Problem requirements
Reproduce the entries word for word, and omit any picture you find in them.

Saved entries
= = = = = = =

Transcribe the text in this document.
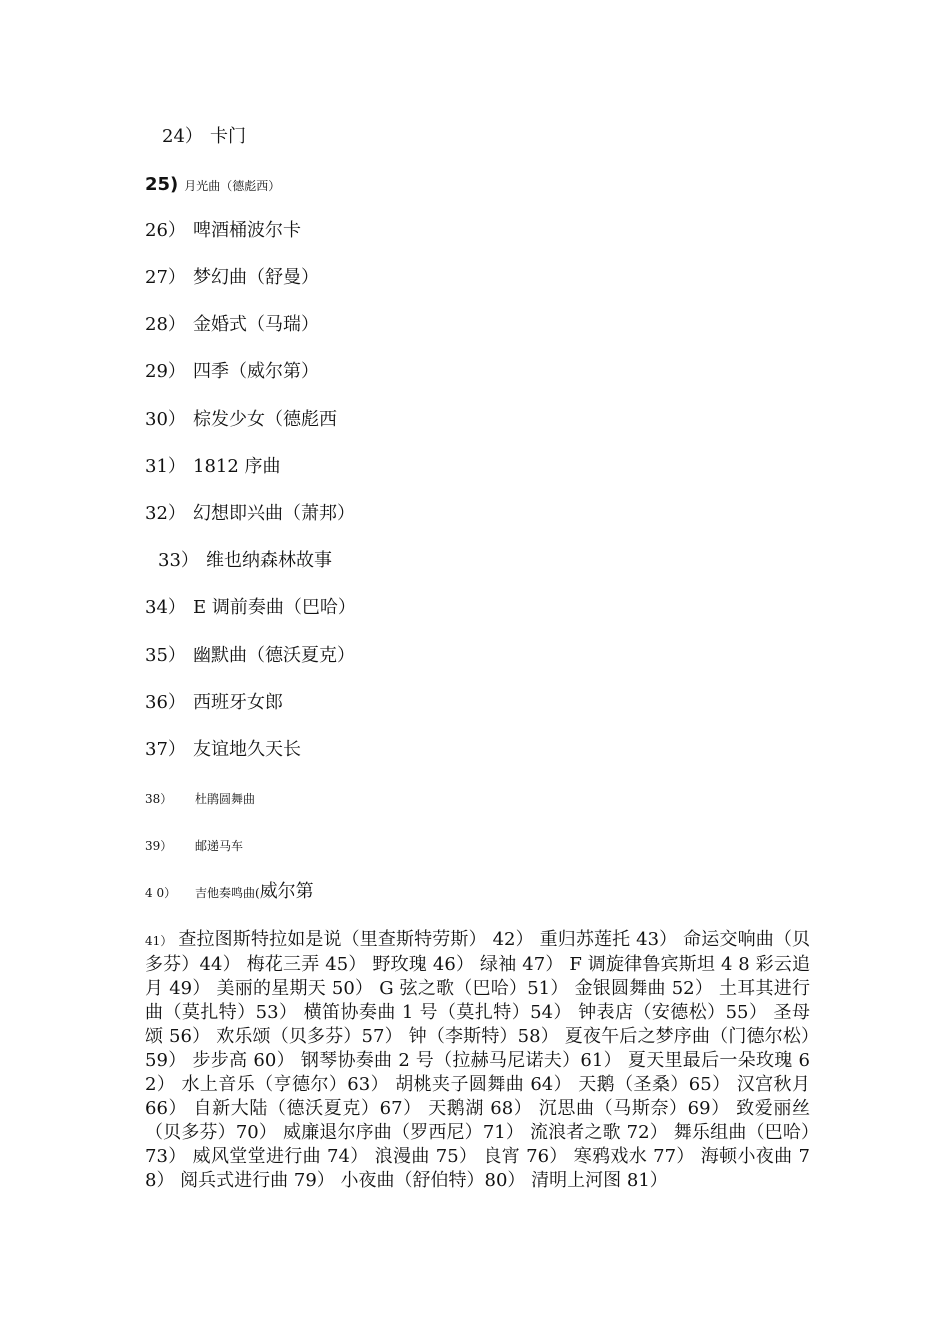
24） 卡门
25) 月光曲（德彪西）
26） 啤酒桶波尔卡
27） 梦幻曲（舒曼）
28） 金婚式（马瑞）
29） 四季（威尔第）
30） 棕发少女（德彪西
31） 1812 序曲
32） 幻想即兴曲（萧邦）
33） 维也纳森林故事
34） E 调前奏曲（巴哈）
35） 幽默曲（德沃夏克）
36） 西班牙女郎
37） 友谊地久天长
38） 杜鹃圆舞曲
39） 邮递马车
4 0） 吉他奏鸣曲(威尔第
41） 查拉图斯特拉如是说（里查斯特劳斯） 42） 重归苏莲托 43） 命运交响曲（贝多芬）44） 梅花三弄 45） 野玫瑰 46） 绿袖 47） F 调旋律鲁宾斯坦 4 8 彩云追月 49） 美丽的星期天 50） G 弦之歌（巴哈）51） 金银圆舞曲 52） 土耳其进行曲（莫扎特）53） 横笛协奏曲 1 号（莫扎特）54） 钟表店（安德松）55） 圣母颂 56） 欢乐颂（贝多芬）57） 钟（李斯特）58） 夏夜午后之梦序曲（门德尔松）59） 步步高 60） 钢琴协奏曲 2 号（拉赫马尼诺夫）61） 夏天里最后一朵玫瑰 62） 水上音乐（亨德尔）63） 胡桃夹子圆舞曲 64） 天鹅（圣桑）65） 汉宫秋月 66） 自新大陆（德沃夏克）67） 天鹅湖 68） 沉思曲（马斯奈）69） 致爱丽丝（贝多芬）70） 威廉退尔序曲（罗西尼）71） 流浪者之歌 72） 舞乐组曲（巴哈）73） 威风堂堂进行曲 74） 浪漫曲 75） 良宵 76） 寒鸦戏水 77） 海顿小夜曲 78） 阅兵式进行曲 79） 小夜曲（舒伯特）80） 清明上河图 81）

= = = = = = =

Reply
Transcribe the text in this document.
24） 卡门
25) 月光曲（德彪西）
26） 啤酒桶波尔卡
27） 梦幻曲（舒曼）
28） 金婚式（马瑞）
29） 四季（威尔第）
30） 棕发少女（德彪西
31） 1812 序曲
32） 幻想即兴曲（萧邦）
33） 维也纳森林故事
34） E 调前奏曲（巴哈）
35） 幽默曲（德沃夏克）
36） 西班牙女郎
37） 友谊地久天长
38） 杜鹃圆舞曲
39） 邮递马车
4 0） 吉他奏鸣曲(威尔第
41） 查拉图斯特拉如是说（里查斯特劳斯） 42） 重归苏莲托 43） 命运交响曲（贝多芬）44） 梅花三弄 45） 野玫瑰 46） 绿袖 47） F 调旋律鲁宾斯坦 4 8 彩云追月 49） 美丽的星期天 50） G 弦之歌（巴哈）51） 金银圆舞曲 52） 土耳其进行曲（莫扎特）53） 横笛协奏曲 1 号（莫扎特）54） 钟表店（安德松）55） 圣母颂 56） 欢乐颂（贝多芬）57） 钟（李斯特）58） 夏夜午后之梦序曲（门德尔松）59） 步步高 60） 钢琴协奏曲 2 号（拉赫马尼诺夫）61） 夏天里最后一朵玫瑰 62） 水上音乐（亨德尔）63） 胡桃夹子圆舞曲 64） 天鹅（圣桑）65） 汉宫秋月 66） 自新大陆（德沃夏克）67） 天鹅湖 68） 沉思曲（马斯奈）69） 致爱丽丝（贝多芬）70） 威廉退尔序曲（罗西尼）71） 流浪者之歌 72） 舞乐组曲（巴哈）73） 威风堂堂进行曲 74） 浪漫曲 75） 良宵 76） 寒鸦戏水 77） 海顿小夜曲 78） 阅兵式进行曲 79） 小夜曲（舒伯特）80） 清明上河图 81）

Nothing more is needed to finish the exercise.